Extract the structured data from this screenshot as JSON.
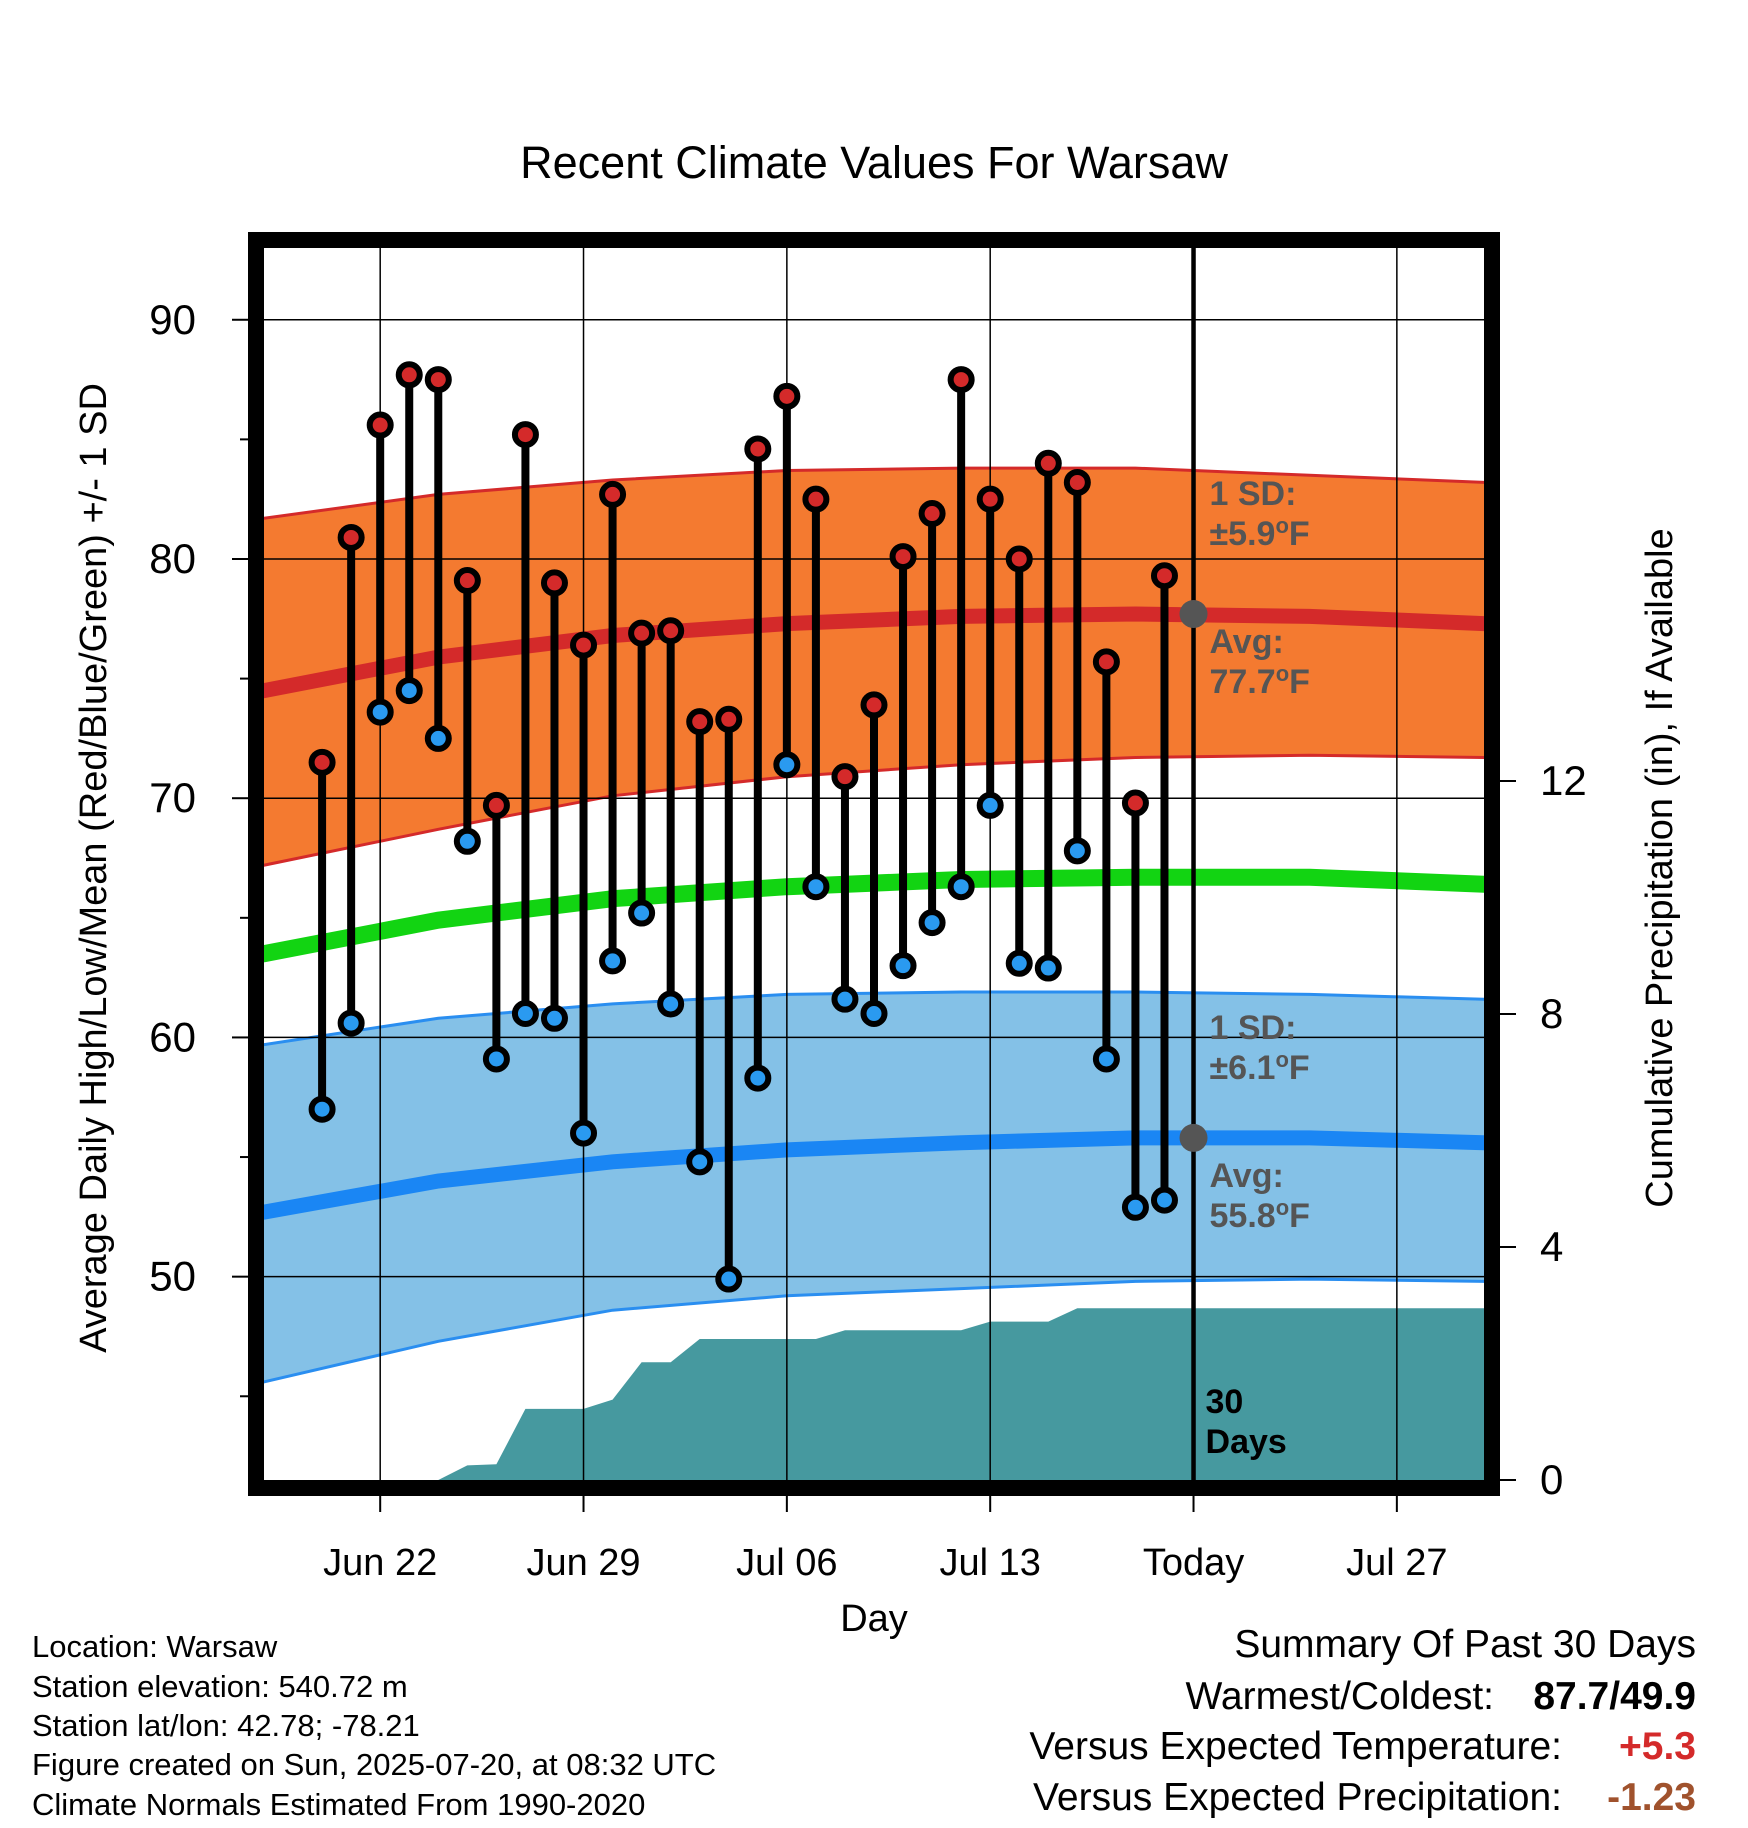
{
  "chart_data": {
    "type": "line",
    "title": "Recent Climate Values For Warsaw",
    "xlabel": "Day",
    "ylabel": "Average Daily High/Low/Mean (Red/Blue/Green) +/- 1 SD",
    "y2label": "Cumulative Precipitation (in), If Available",
    "x_ticks": [
      {
        "label": "Jun 22",
        "date": "2025-06-22"
      },
      {
        "label": "Jun 29",
        "date": "2025-06-29"
      },
      {
        "label": "Jul 06",
        "date": "2025-07-06"
      },
      {
        "label": "Jul 13",
        "date": "2025-07-13"
      },
      {
        "label": "Today",
        "date": "2025-07-20"
      },
      {
        "label": "Jul 27",
        "date": "2025-07-27"
      }
    ],
    "xlim": [
      "2025-06-18",
      "2025-07-30"
    ],
    "ylim": [
      41.5,
      93
    ],
    "y_ticks": [
      50,
      60,
      70,
      80,
      90
    ],
    "y2lim": [
      0,
      21.15
    ],
    "y2_ticks": [
      0,
      4,
      8,
      12
    ],
    "grid": true,
    "today_date": "2025-07-20",
    "daily_high_low": [
      {
        "date": "2025-06-20",
        "high": 71.5,
        "low": 57.0
      },
      {
        "date": "2025-06-21",
        "high": 80.9,
        "low": 60.6
      },
      {
        "date": "2025-06-22",
        "high": 85.6,
        "low": 73.6
      },
      {
        "date": "2025-06-23",
        "high": 87.7,
        "low": 74.5
      },
      {
        "date": "2025-06-24",
        "high": 87.5,
        "low": 72.5
      },
      {
        "date": "2025-06-25",
        "high": 79.1,
        "low": 68.2
      },
      {
        "date": "2025-06-26",
        "high": 69.7,
        "low": 59.1
      },
      {
        "date": "2025-06-27",
        "high": 85.2,
        "low": 61.0
      },
      {
        "date": "2025-06-28",
        "high": 79.0,
        "low": 60.8
      },
      {
        "date": "2025-06-29",
        "high": 76.4,
        "low": 56.0
      },
      {
        "date": "2025-06-30",
        "high": 82.7,
        "low": 63.2
      },
      {
        "date": "2025-07-01",
        "high": 76.9,
        "low": 65.2
      },
      {
        "date": "2025-07-02",
        "high": 77.0,
        "low": 61.4
      },
      {
        "date": "2025-07-03",
        "high": 73.2,
        "low": 54.8
      },
      {
        "date": "2025-07-04",
        "high": 73.3,
        "low": 49.9
      },
      {
        "date": "2025-07-05",
        "high": 84.6,
        "low": 58.3
      },
      {
        "date": "2025-07-06",
        "high": 86.8,
        "low": 71.4
      },
      {
        "date": "2025-07-07",
        "high": 82.5,
        "low": 66.3
      },
      {
        "date": "2025-07-08",
        "high": 70.9,
        "low": 61.6
      },
      {
        "date": "2025-07-09",
        "high": 73.9,
        "low": 61.0
      },
      {
        "date": "2025-07-10",
        "high": 80.1,
        "low": 63.0
      },
      {
        "date": "2025-07-11",
        "high": 81.9,
        "low": 64.8
      },
      {
        "date": "2025-07-12",
        "high": 87.5,
        "low": 66.3
      },
      {
        "date": "2025-07-13",
        "high": 82.5,
        "low": 69.7
      },
      {
        "date": "2025-07-14",
        "high": 80.0,
        "low": 63.1
      },
      {
        "date": "2025-07-15",
        "high": 84.0,
        "low": 62.9
      },
      {
        "date": "2025-07-16",
        "high": 83.2,
        "low": 67.8
      },
      {
        "date": "2025-07-17",
        "high": 75.7,
        "low": 59.1
      },
      {
        "date": "2025-07-18",
        "high": 69.8,
        "low": 52.9
      },
      {
        "date": "2025-07-19",
        "high": 79.3,
        "low": 53.2
      }
    ],
    "normal_high": {
      "x": [
        "2025-06-18",
        "2025-06-24",
        "2025-06-30",
        "2025-07-06",
        "2025-07-12",
        "2025-07-18",
        "2025-07-24",
        "2025-07-30"
      ],
      "avg": [
        74.5,
        75.9,
        76.8,
        77.3,
        77.6,
        77.7,
        77.6,
        77.3
      ],
      "upper": [
        81.7,
        82.7,
        83.3,
        83.7,
        83.8,
        83.8,
        83.5,
        83.2
      ],
      "lower": [
        67.2,
        68.7,
        70.1,
        70.9,
        71.4,
        71.7,
        71.8,
        71.7
      ]
    },
    "normal_mean": {
      "x": [
        "2025-06-18",
        "2025-06-24",
        "2025-06-30",
        "2025-07-06",
        "2025-07-12",
        "2025-07-18",
        "2025-07-24",
        "2025-07-30"
      ],
      "avg": [
        63.5,
        64.9,
        65.8,
        66.3,
        66.6,
        66.7,
        66.7,
        66.4
      ]
    },
    "normal_low": {
      "x": [
        "2025-06-18",
        "2025-06-24",
        "2025-06-30",
        "2025-07-06",
        "2025-07-12",
        "2025-07-18",
        "2025-07-24",
        "2025-07-30"
      ],
      "avg": [
        52.7,
        54.0,
        54.8,
        55.3,
        55.6,
        55.8,
        55.8,
        55.6
      ],
      "upper": [
        59.7,
        60.8,
        61.4,
        61.8,
        61.9,
        61.9,
        61.8,
        61.6
      ],
      "lower": [
        45.6,
        47.3,
        48.6,
        49.2,
        49.5,
        49.8,
        49.9,
        49.8
      ]
    },
    "cumulative_precip": {
      "x": [
        "2025-06-23",
        "2025-06-24",
        "2025-06-25",
        "2025-06-26",
        "2025-06-27",
        "2025-06-28",
        "2025-06-29",
        "2025-06-30",
        "2025-07-01",
        "2025-07-02",
        "2025-07-03",
        "2025-07-04",
        "2025-07-05",
        "2025-07-06",
        "2025-07-07",
        "2025-07-08",
        "2025-07-09",
        "2025-07-10",
        "2025-07-11",
        "2025-07-12",
        "2025-07-13",
        "2025-07-14",
        "2025-07-15",
        "2025-07-16",
        "2025-07-17",
        "2025-07-18",
        "2025-07-19",
        "2025-07-30"
      ],
      "values": [
        0.0,
        0.0,
        0.25,
        0.27,
        1.22,
        1.22,
        1.22,
        1.38,
        2.02,
        2.02,
        2.42,
        2.42,
        2.42,
        2.42,
        2.42,
        2.57,
        2.57,
        2.57,
        2.57,
        2.57,
        2.72,
        2.72,
        2.72,
        2.95,
        2.95,
        2.95,
        2.95,
        2.95
      ]
    },
    "annotations": {
      "high_sd": "1 SD:\n±5.9°F",
      "high_avg": "Avg:\n77.7°F",
      "low_sd": "1 SD:\n±6.1°F",
      "low_avg": "Avg:\n55.8°F",
      "days": "30\nDays"
    },
    "colors": {
      "high_band": "#f47a30",
      "high_line": "#d42a2a",
      "mean_line": "#12d412",
      "low_band": "#84c1e7",
      "low_line": "#2a8ef0",
      "low_line_bold": "#1a86f4",
      "precip": "#46999f",
      "high_marker": "#d42a2a",
      "low_marker": "#2a9af0",
      "annotation_text": "#555555",
      "today_marker": "#555555"
    }
  },
  "footer": {
    "location": "Location: Warsaw",
    "elevation": "Station elevation: 540.72 m",
    "latlon": "Station lat/lon: 42.78; -78.21",
    "created": "Figure created on Sun, 2025-07-20, at 08:32 UTC",
    "normals": "Climate Normals Estimated From 1990-2020"
  },
  "summary": {
    "title": "Summary Of Past 30 Days",
    "warmest_label": "Warmest/Coldest:",
    "warmest_value": "87.7/49.9",
    "temp_label": "Versus Expected Temperature:",
    "temp_value": "+5.3",
    "temp_color": "#d42a2a",
    "precip_label": "Versus Expected Precipitation:",
    "precip_value": "-1.23",
    "precip_color": "#a0522d"
  }
}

**Problem to work on:**
Each line in the records above should be reproduced exactly; images are not copied.

**The reply:**
Extract the structured data from this screenshot as JSON.
{
  "chart_data": {
    "type": "line",
    "title": "Recent Climate Values For Warsaw",
    "xlabel": "Day",
    "ylabel": "Average Daily High/Low/Mean (Red/Blue/Green) +/- 1 SD",
    "y2label": "Cumulative Precipitation (in), If Available",
    "x_ticks": [
      {
        "label": "Jun 22",
        "date": "2025-06-22"
      },
      {
        "label": "Jun 29",
        "date": "2025-06-29"
      },
      {
        "label": "Jul 06",
        "date": "2025-07-06"
      },
      {
        "label": "Jul 13",
        "date": "2025-07-13"
      },
      {
        "label": "Today",
        "date": "2025-07-20"
      },
      {
        "label": "Jul 27",
        "date": "2025-07-27"
      }
    ],
    "xlim": [
      "2025-06-18",
      "2025-07-30"
    ],
    "ylim": [
      41.5,
      93
    ],
    "y_ticks": [
      50,
      60,
      70,
      80,
      90
    ],
    "y2lim": [
      0,
      21.15
    ],
    "y2_ticks": [
      0,
      4,
      8,
      12
    ],
    "grid": true,
    "today_date": "2025-07-20",
    "daily_high_low": [
      {
        "date": "2025-06-20",
        "high": 71.5,
        "low": 57.0
      },
      {
        "date": "2025-06-21",
        "high": 80.9,
        "low": 60.6
      },
      {
        "date": "2025-06-22",
        "high": 85.6,
        "low": 73.6
      },
      {
        "date": "2025-06-23",
        "high": 87.7,
        "low": 74.5
      },
      {
        "date": "2025-06-24",
        "high": 87.5,
        "low": 72.5
      },
      {
        "date": "2025-06-25",
        "high": 79.1,
        "low": 68.2
      },
      {
        "date": "2025-06-26",
        "high": 69.7,
        "low": 59.1
      },
      {
        "date": "2025-06-27",
        "high": 85.2,
        "low": 61.0
      },
      {
        "date": "2025-06-28",
        "high": 79.0,
        "low": 60.8
      },
      {
        "date": "2025-06-29",
        "high": 76.4,
        "low": 56.0
      },
      {
        "date": "2025-06-30",
        "high": 82.7,
        "low": 63.2
      },
      {
        "date": "2025-07-01",
        "high": 76.9,
        "low": 65.2
      },
      {
        "date": "2025-07-02",
        "high": 77.0,
        "low": 61.4
      },
      {
        "date": "2025-07-03",
        "high": 73.2,
        "low": 54.8
      },
      {
        "date": "2025-07-04",
        "high": 73.3,
        "low": 49.9
      },
      {
        "date": "2025-07-05",
        "high": 84.6,
        "low": 58.3
      },
      {
        "date": "2025-07-06",
        "high": 86.8,
        "low": 71.4
      },
      {
        "date": "2025-07-07",
        "high": 82.5,
        "low": 66.3
      },
      {
        "date": "2025-07-08",
        "high": 70.9,
        "low": 61.6
      },
      {
        "date": "2025-07-09",
        "high": 73.9,
        "low": 61.0
      },
      {
        "date": "2025-07-10",
        "high": 80.1,
        "low": 63.0
      },
      {
        "date": "2025-07-11",
        "high": 81.9,
        "low": 64.8
      },
      {
        "date": "2025-07-12",
        "high": 87.5,
        "low": 66.3
      },
      {
        "date": "2025-07-13",
        "high": 82.5,
        "low": 69.7
      },
      {
        "date": "2025-07-14",
        "high": 80.0,
        "low": 63.1
      },
      {
        "date": "2025-07-15",
        "high": 84.0,
        "low": 62.9
      },
      {
        "date": "2025-07-16",
        "high": 83.2,
        "low": 67.8
      },
      {
        "date": "2025-07-17",
        "high": 75.7,
        "low": 59.1
      },
      {
        "date": "2025-07-18",
        "high": 69.8,
        "low": 52.9
      },
      {
        "date": "2025-07-19",
        "high": 79.3,
        "low": 53.2
      }
    ],
    "normal_high": {
      "x": [
        "2025-06-18",
        "2025-06-24",
        "2025-06-30",
        "2025-07-06",
        "2025-07-12",
        "2025-07-18",
        "2025-07-24",
        "2025-07-30"
      ],
      "avg": [
        74.5,
        75.9,
        76.8,
        77.3,
        77.6,
        77.7,
        77.6,
        77.3
      ],
      "upper": [
        81.7,
        82.7,
        83.3,
        83.7,
        83.8,
        83.8,
        83.5,
        83.2
      ],
      "lower": [
        67.2,
        68.7,
        70.1,
        70.9,
        71.4,
        71.7,
        71.8,
        71.7
      ]
    },
    "normal_mean": {
      "x": [
        "2025-06-18",
        "2025-06-24",
        "2025-06-30",
        "2025-07-06",
        "2025-07-12",
        "2025-07-18",
        "2025-07-24",
        "2025-07-30"
      ],
      "avg": [
        63.5,
        64.9,
        65.8,
        66.3,
        66.6,
        66.7,
        66.7,
        66.4
      ]
    },
    "normal_low": {
      "x": [
        "2025-06-18",
        "2025-06-24",
        "2025-06-30",
        "2025-07-06",
        "2025-07-12",
        "2025-07-18",
        "2025-07-24",
        "2025-07-30"
      ],
      "avg": [
        52.7,
        54.0,
        54.8,
        55.3,
        55.6,
        55.8,
        55.8,
        55.6
      ],
      "upper": [
        59.7,
        60.8,
        61.4,
        61.8,
        61.9,
        61.9,
        61.8,
        61.6
      ],
      "lower": [
        45.6,
        47.3,
        48.6,
        49.2,
        49.5,
        49.8,
        49.9,
        49.8
      ]
    },
    "cumulative_precip": {
      "x": [
        "2025-06-23",
        "2025-06-24",
        "2025-06-25",
        "2025-06-26",
        "2025-06-27",
        "2025-06-28",
        "2025-06-29",
        "2025-06-30",
        "2025-07-01",
        "2025-07-02",
        "2025-07-03",
        "2025-07-04",
        "2025-07-05",
        "2025-07-06",
        "2025-07-07",
        "2025-07-08",
        "2025-07-09",
        "2025-07-10",
        "2025-07-11",
        "2025-07-12",
        "2025-07-13",
        "2025-07-14",
        "2025-07-15",
        "2025-07-16",
        "2025-07-17",
        "2025-07-18",
        "2025-07-19",
        "2025-07-30"
      ],
      "values": [
        0.0,
        0.0,
        0.25,
        0.27,
        1.22,
        1.22,
        1.22,
        1.38,
        2.02,
        2.02,
        2.42,
        2.42,
        2.42,
        2.42,
        2.42,
        2.57,
        2.57,
        2.57,
        2.57,
        2.57,
        2.72,
        2.72,
        2.72,
        2.95,
        2.95,
        2.95,
        2.95,
        2.95
      ]
    },
    "annotations": {
      "high_sd": "1 SD:\n±5.9°F",
      "high_avg": "Avg:\n77.7°F",
      "low_sd": "1 SD:\n±6.1°F",
      "low_avg": "Avg:\n55.8°F",
      "days": "30\nDays"
    },
    "colors": {
      "high_band": "#f47a30",
      "high_line": "#d42a2a",
      "mean_line": "#12d412",
      "low_band": "#84c1e7",
      "low_line": "#2a8ef0",
      "low_line_bold": "#1a86f4",
      "precip": "#46999f",
      "high_marker": "#d42a2a",
      "low_marker": "#2a9af0",
      "annotation_text": "#555555",
      "today_marker": "#555555"
    }
  },
  "footer": {
    "location": "Location: Warsaw",
    "elevation": "Station elevation: 540.72 m",
    "latlon": "Station lat/lon: 42.78; -78.21",
    "created": "Figure created on Sun, 2025-07-20, at 08:32 UTC",
    "normals": "Climate Normals Estimated From 1990-2020"
  },
  "summary": {
    "title": "Summary Of Past 30 Days",
    "warmest_label": "Warmest/Coldest:",
    "warmest_value": "87.7/49.9",
    "temp_label": "Versus Expected Temperature:",
    "temp_value": "+5.3",
    "temp_color": "#d42a2a",
    "precip_label": "Versus Expected Precipitation:",
    "precip_value": "-1.23",
    "precip_color": "#a0522d"
  }
}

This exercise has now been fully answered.